**STORED RECORDS:**
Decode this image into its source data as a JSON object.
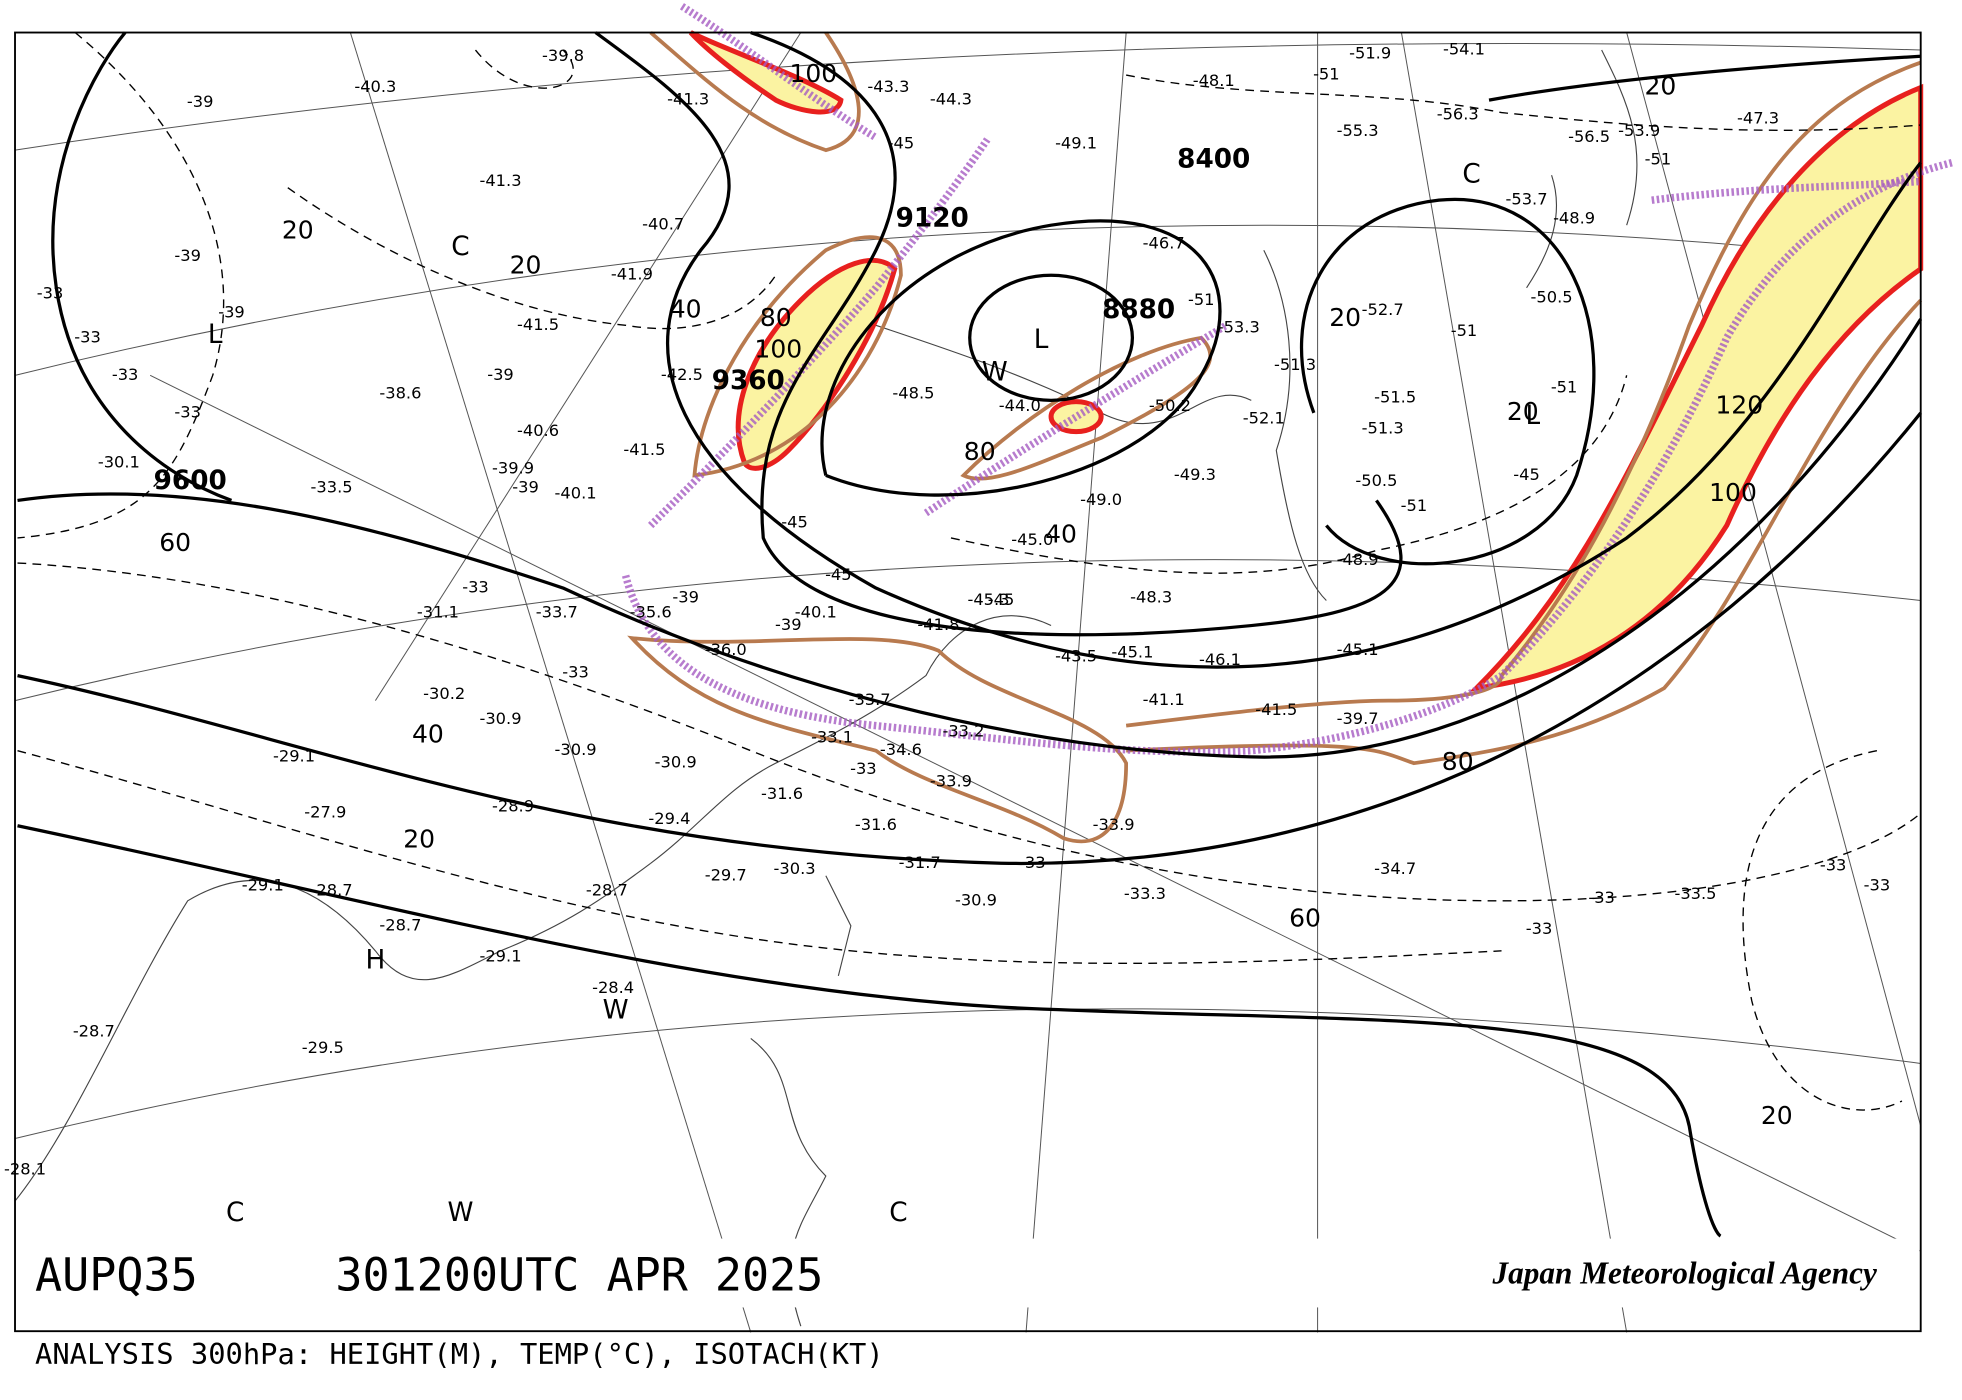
{
  "header": {
    "code": "AUPQ35",
    "time": "301200UTC APR 2025",
    "agency": "Japan Meteorological Agency",
    "description": "ANALYSIS 300hPa: HEIGHT(M), TEMP(°C), ISOTACH(KT)"
  },
  "map": {
    "heights": [
      "9600",
      "9360",
      "9120",
      "8880",
      "8400"
    ],
    "isotachs": [
      "20",
      "20",
      "40",
      "100",
      "80",
      "100",
      "80",
      "40",
      "60",
      "40",
      "20",
      "60",
      "80",
      "100",
      "120",
      "20",
      "20",
      "20",
      "20"
    ],
    "systems": [
      "L",
      "C",
      "L",
      "W",
      "H",
      "W",
      "C",
      "L",
      "C",
      "W",
      "C"
    ],
    "temperatures": [
      "-39.8",
      "-40.3",
      "-41.3",
      "-41.3",
      "-40.7",
      "-41.9",
      "-41.5",
      "-38.6",
      "-40.6",
      "-39.9",
      "-40.1",
      "-41.5",
      "-42.5",
      "-30.1",
      "-33.5",
      "-31.1",
      "-33.7",
      "-35.6",
      "-36.0",
      "-30.2",
      "-30.9",
      "-30.9",
      "-30.9",
      "-29.1",
      "-27.9",
      "-28.9",
      "-29.4",
      "-29.7",
      "-30.3",
      "-31.6",
      "-31.6",
      "-31.7",
      "-30.9",
      "-33.3",
      "-28.7",
      "-29.1",
      "-28.7",
      "-28.7",
      "-29.1",
      "-28.4",
      "-28.7",
      "-29.5",
      "-28.1",
      "-34.6",
      "-33.9",
      "-33.1",
      "-33.7",
      "-33.2",
      "-33.9",
      "-34.7",
      "-33.5",
      "-40.1",
      "-41.8",
      "-45.3",
      "-43.5",
      "-45.1",
      "-46.1",
      "-41.1",
      "-41.5",
      "-39.7",
      "-45.1",
      "-48.3",
      "-45.0",
      "-49.0",
      "-49.3",
      "-52.1",
      "-50.2",
      "-51.3",
      "-53.3",
      "-52.7",
      "-51.5",
      "-51.3",
      "-50.5",
      "-48.9",
      "-50.5",
      "-48.9",
      "-53.7",
      "-54.1",
      "-51.9",
      "-55.3",
      "-56.3",
      "-56.5",
      "-53.9",
      "-47.3",
      "-48.5",
      "-44.0",
      "-46.7",
      "-49.1",
      "-48.1",
      "-44.3",
      "-43.3"
    ],
    "small_temps": [
      "-39",
      "-39",
      "-39",
      "-33",
      "-33",
      "-33",
      "-33",
      "-39",
      "-39",
      "-45",
      "-45",
      "-45",
      "-51",
      "-51",
      "-51",
      "-51",
      "-45",
      "-39",
      "-39",
      "-33",
      "-33",
      "-33",
      "-33",
      "-33",
      "-33",
      "-33",
      "-33",
      "-45",
      "-51",
      "-51"
    ]
  }
}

**INSTRUCTION:** Reproduce each entry verbatim, excluding any embedded images.

**ANSWER TO THIS TASK:**
Decode this image into its source data as a JSON object.
{
  "header": {
    "code": "AUPQ35",
    "time": "301200UTC APR 2025",
    "agency": "Japan Meteorological Agency",
    "description": "ANALYSIS 300hPa: HEIGHT(M), TEMP(°C), ISOTACH(KT)"
  },
  "map": {
    "heights": [
      "9600",
      "9360",
      "9120",
      "8880",
      "8400"
    ],
    "isotachs": [
      "20",
      "20",
      "40",
      "100",
      "80",
      "100",
      "80",
      "40",
      "60",
      "40",
      "20",
      "60",
      "80",
      "100",
      "120",
      "20",
      "20",
      "20",
      "20"
    ],
    "systems": [
      "L",
      "C",
      "L",
      "W",
      "H",
      "W",
      "C",
      "L",
      "C",
      "W",
      "C"
    ],
    "temperatures": [
      "-39.8",
      "-40.3",
      "-41.3",
      "-41.3",
      "-40.7",
      "-41.9",
      "-41.5",
      "-38.6",
      "-40.6",
      "-39.9",
      "-40.1",
      "-41.5",
      "-42.5",
      "-30.1",
      "-33.5",
      "-31.1",
      "-33.7",
      "-35.6",
      "-36.0",
      "-30.2",
      "-30.9",
      "-30.9",
      "-30.9",
      "-29.1",
      "-27.9",
      "-28.9",
      "-29.4",
      "-29.7",
      "-30.3",
      "-31.6",
      "-31.6",
      "-31.7",
      "-30.9",
      "-33.3",
      "-28.7",
      "-29.1",
      "-28.7",
      "-28.7",
      "-29.1",
      "-28.4",
      "-28.7",
      "-29.5",
      "-28.1",
      "-34.6",
      "-33.9",
      "-33.1",
      "-33.7",
      "-33.2",
      "-33.9",
      "-34.7",
      "-33.5",
      "-40.1",
      "-41.8",
      "-45.3",
      "-43.5",
      "-45.1",
      "-46.1",
      "-41.1",
      "-41.5",
      "-39.7",
      "-45.1",
      "-48.3",
      "-45.0",
      "-49.0",
      "-49.3",
      "-52.1",
      "-50.2",
      "-51.3",
      "-53.3",
      "-52.7",
      "-51.5",
      "-51.3",
      "-50.5",
      "-48.9",
      "-50.5",
      "-48.9",
      "-53.7",
      "-54.1",
      "-51.9",
      "-55.3",
      "-56.3",
      "-56.5",
      "-53.9",
      "-47.3",
      "-48.5",
      "-44.0",
      "-46.7",
      "-49.1",
      "-48.1",
      "-44.3",
      "-43.3"
    ],
    "small_temps": [
      "-39",
      "-39",
      "-39",
      "-33",
      "-33",
      "-33",
      "-33",
      "-39",
      "-39",
      "-45",
      "-45",
      "-45",
      "-51",
      "-51",
      "-51",
      "-51",
      "-45",
      "-39",
      "-39",
      "-33",
      "-33",
      "-33",
      "-33",
      "-33",
      "-33",
      "-33",
      "-33",
      "-45",
      "-51",
      "-51"
    ]
  }
}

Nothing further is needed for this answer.